Records from a data source:
----

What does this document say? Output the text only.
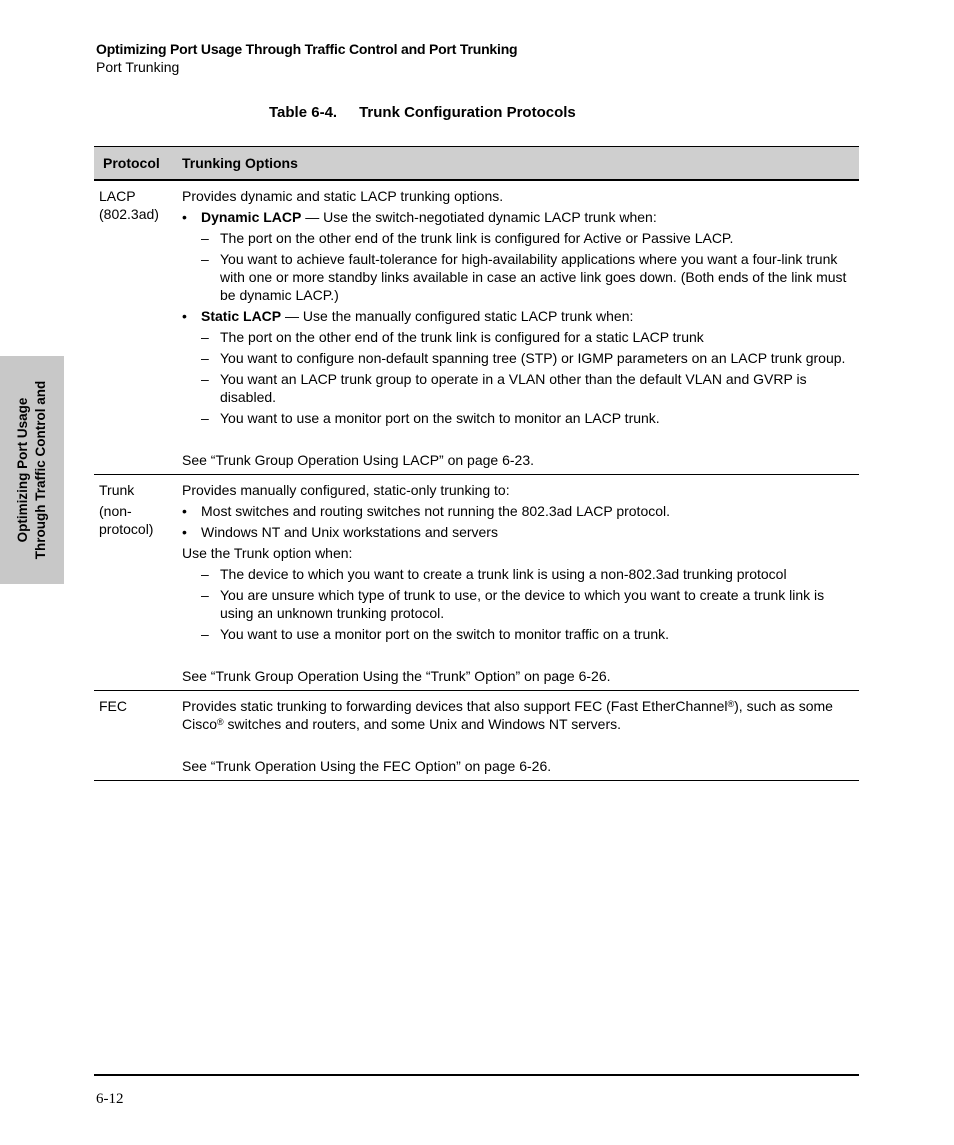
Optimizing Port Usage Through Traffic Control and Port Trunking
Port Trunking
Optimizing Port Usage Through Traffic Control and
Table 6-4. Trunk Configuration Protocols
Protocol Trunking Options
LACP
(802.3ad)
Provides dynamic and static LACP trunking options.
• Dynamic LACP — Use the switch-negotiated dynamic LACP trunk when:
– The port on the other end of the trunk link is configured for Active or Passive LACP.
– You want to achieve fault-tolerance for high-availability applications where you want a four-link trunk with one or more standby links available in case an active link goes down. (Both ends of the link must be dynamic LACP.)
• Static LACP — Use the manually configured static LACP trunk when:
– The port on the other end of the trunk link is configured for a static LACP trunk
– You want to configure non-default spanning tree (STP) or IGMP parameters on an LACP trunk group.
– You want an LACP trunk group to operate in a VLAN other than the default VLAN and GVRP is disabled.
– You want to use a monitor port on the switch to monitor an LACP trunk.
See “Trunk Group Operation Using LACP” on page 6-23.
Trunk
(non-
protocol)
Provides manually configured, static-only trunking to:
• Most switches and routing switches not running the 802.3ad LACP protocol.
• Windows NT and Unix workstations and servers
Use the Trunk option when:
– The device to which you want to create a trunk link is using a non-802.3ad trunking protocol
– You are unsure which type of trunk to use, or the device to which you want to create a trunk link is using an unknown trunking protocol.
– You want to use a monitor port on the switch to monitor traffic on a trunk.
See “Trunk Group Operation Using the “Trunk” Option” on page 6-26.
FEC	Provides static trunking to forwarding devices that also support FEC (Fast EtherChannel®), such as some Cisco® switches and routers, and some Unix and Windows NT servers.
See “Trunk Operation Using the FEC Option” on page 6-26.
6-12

----

• AIM
Scan the material above for the word "dynamic". Copy each line where it occurs.

• CORRECT RESULT
Provides dynamic and static LACP trunking options.
• Dynamic LACP — Use the switch-negotiated dynamic LACP trunk when:
– You want to achieve fault-tolerance for high-availability applications where you want a four-link trunk with one or more standby links available in case an active link goes down. (Both ends of the link must be dynamic LACP.)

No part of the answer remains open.